Exercise details
Pick out all lines with the word "color" from the records that follow.

____________________

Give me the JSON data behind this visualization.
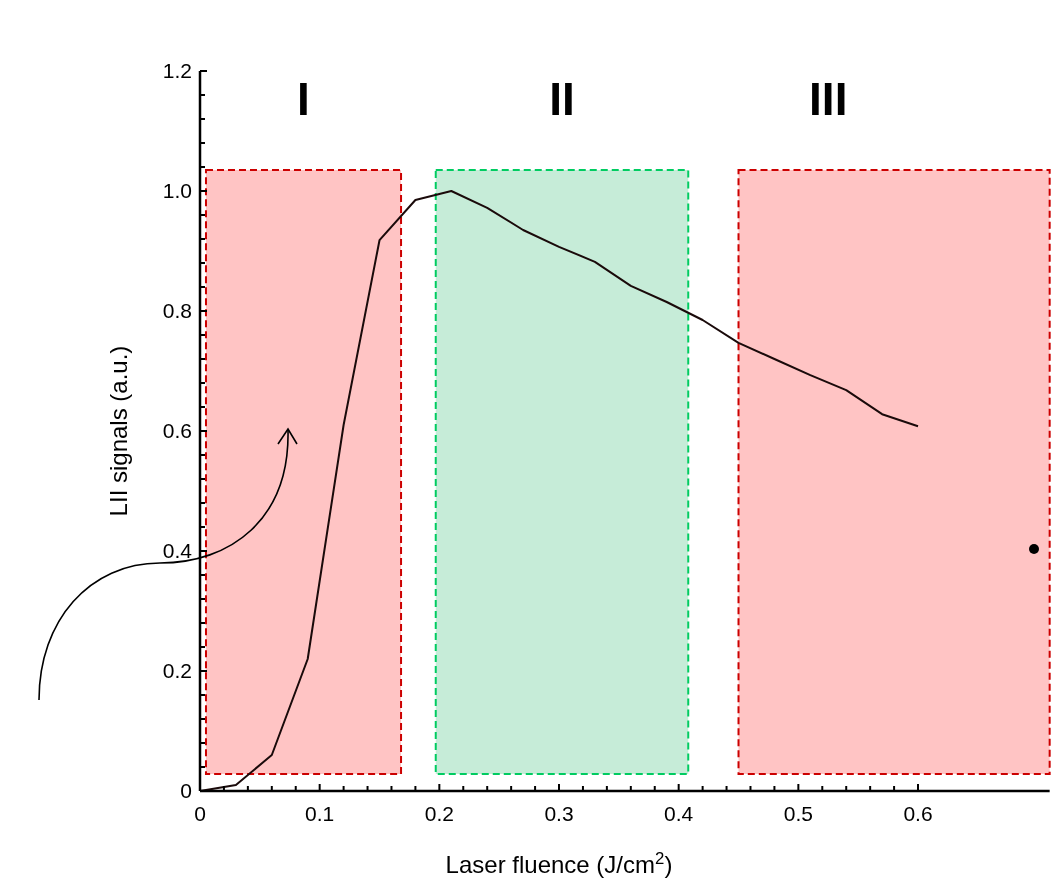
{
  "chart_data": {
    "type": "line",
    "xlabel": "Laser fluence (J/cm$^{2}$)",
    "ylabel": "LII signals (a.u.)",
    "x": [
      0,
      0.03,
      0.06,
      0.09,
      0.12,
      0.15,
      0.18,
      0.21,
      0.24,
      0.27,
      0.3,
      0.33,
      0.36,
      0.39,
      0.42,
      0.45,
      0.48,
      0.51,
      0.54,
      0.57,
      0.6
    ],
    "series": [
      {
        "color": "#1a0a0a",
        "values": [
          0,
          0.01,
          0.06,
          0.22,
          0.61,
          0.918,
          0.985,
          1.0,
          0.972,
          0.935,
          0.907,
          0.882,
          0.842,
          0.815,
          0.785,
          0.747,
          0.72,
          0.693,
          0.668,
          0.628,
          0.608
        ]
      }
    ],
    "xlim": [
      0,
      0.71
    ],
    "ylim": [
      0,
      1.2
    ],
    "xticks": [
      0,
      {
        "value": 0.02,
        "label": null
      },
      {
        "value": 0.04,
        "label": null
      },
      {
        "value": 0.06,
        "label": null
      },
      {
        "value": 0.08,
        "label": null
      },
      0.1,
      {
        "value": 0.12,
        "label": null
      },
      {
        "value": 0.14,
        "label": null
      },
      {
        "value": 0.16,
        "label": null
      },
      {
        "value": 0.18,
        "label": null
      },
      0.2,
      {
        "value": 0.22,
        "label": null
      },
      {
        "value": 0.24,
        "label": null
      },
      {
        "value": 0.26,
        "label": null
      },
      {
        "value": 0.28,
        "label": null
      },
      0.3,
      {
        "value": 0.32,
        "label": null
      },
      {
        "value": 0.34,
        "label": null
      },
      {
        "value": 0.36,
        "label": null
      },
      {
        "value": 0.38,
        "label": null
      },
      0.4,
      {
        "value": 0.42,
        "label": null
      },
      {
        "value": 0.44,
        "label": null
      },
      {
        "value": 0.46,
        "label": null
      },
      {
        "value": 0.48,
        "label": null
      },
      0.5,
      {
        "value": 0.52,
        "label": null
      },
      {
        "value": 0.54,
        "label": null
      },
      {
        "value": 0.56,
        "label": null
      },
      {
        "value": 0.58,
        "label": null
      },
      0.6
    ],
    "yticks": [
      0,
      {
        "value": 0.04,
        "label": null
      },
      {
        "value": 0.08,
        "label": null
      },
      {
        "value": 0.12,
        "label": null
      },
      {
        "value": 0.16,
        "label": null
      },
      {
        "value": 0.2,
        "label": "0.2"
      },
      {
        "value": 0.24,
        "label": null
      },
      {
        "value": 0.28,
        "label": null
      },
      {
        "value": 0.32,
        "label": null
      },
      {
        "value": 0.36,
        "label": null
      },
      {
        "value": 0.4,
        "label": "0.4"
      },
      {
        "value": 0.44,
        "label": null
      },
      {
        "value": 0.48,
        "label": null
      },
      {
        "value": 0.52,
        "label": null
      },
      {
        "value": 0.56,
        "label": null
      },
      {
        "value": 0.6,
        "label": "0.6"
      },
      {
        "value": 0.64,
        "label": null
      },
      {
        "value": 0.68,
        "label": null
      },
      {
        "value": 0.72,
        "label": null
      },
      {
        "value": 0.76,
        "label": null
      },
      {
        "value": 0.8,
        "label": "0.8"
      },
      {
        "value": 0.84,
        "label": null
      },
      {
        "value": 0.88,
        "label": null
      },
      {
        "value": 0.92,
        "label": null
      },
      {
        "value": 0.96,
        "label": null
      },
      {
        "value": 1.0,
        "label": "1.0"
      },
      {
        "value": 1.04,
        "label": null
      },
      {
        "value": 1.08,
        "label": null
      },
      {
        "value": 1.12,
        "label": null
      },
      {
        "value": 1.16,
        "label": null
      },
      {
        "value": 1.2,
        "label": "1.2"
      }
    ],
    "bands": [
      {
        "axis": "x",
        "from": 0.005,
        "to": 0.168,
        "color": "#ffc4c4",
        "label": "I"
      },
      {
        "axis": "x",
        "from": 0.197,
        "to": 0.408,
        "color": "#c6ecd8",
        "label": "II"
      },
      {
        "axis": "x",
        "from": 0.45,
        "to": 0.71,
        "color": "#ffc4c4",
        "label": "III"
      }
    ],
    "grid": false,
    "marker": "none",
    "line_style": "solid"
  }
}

____________________

Expected answer
        "color": "#1a0a0a",
        "color": "#ffc4c4",
        "color": "#c6ecd8",
        "color": "#ffc4c4",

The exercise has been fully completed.